-- Dataset --
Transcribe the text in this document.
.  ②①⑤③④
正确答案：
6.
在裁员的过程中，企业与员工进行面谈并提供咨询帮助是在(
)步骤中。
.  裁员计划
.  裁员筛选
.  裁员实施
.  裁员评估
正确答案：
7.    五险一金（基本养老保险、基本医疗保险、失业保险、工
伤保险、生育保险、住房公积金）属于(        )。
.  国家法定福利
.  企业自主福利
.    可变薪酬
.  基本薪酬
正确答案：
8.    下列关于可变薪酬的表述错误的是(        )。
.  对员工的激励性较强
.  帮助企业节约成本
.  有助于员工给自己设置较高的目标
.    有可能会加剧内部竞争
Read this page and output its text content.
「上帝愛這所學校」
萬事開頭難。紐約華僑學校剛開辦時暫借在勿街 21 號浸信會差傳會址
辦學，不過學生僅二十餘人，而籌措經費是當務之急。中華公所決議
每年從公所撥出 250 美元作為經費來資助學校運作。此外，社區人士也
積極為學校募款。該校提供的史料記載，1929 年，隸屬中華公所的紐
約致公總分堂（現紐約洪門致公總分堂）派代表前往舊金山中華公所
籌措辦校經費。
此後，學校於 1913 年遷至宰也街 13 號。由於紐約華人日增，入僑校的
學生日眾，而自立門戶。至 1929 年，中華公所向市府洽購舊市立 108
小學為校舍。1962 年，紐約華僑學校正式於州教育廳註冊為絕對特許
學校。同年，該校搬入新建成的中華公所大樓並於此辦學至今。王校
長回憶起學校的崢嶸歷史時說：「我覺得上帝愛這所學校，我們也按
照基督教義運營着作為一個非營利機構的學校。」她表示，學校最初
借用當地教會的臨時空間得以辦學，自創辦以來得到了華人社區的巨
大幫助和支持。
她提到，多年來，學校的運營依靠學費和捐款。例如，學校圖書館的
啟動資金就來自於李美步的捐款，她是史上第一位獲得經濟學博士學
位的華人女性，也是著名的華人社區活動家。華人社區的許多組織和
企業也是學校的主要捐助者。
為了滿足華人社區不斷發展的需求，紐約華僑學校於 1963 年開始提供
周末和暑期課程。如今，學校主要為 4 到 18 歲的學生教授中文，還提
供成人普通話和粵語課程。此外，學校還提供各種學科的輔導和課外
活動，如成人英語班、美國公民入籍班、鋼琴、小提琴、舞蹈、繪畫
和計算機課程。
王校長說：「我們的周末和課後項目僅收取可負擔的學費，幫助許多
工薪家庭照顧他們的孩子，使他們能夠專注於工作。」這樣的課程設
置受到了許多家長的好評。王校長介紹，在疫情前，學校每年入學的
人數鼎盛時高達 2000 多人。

-- What this task involves --
Write the data back out verbatim.

-- Right answer --
Transcribe the text in this document.
.  ②①⑤③④
正确答案：
6.
在裁员的过程中，企业与员工进行面谈并提供咨询帮助是在(
)步骤中。
.  裁员计划
.  裁员筛选
.  裁员实施
.  裁员评估
正确答案：
7.    五险一金（基本养老保险、基本医疗保险、失业保险、工
伤保险、生育保险、住房公积金）属于(        )。
.  国家法定福利
.  企业自主福利
.    可变薪酬
.  基本薪酬
正确答案：
8.    下列关于可变薪酬的表述错误的是(        )。
.  对员工的激励性较强
.  帮助企业节约成本
.  有助于员工给自己设置较高的目标
.    有可能会加剧内部竞争
Read this page and output its text content.
「上帝愛這所學校」
萬事開頭難。紐約華僑學校剛開辦時暫借在勿街 21 號浸信會差傳會址
辦學，不過學生僅二十餘人，而籌措經費是當務之急。中華公所決議
每年從公所撥出 250 美元作為經費來資助學校運作。此外，社區人士也
積極為學校募款。該校提供的史料記載，1929 年，隸屬中華公所的紐
約致公總分堂（現紐約洪門致公總分堂）派代表前往舊金山中華公所
籌措辦校經費。
此後，學校於 1913 年遷至宰也街 13 號。由於紐約華人日增，入僑校的
學生日眾，而自立門戶。至 1929 年，中華公所向市府洽購舊市立 108
小學為校舍。1962 年，紐約華僑學校正式於州教育廳註冊為絕對特許
學校。同年，該校搬入新建成的中華公所大樓並於此辦學至今。王校
長回憶起學校的崢嶸歷史時說：「我覺得上帝愛這所學校，我們也按
照基督教義運營着作為一個非營利機構的學校。」她表示，學校最初
借用當地教會的臨時空間得以辦學，自創辦以來得到了華人社區的巨
大幫助和支持。
她提到，多年來，學校的運營依靠學費和捐款。例如，學校圖書館的
啟動資金就來自於李美步的捐款，她是史上第一位獲得經濟學博士學
位的華人女性，也是著名的華人社區活動家。華人社區的許多組織和
企業也是學校的主要捐助者。
為了滿足華人社區不斷發展的需求，紐約華僑學校於 1963 年開始提供
周末和暑期課程。如今，學校主要為 4 到 18 歲的學生教授中文，還提
供成人普通話和粵語課程。此外，學校還提供各種學科的輔導和課外
活動，如成人英語班、美國公民入籍班、鋼琴、小提琴、舞蹈、繪畫
和計算機課程。
王校長說：「我們的周末和課後項目僅收取可負擔的學費，幫助許多
工薪家庭照顧他們的孩子，使他們能夠專注於工作。」這樣的課程設
置受到了許多家長的好評。王校長介紹，在疫情前，學校每年入學的
人數鼎盛時高達 2000 多人。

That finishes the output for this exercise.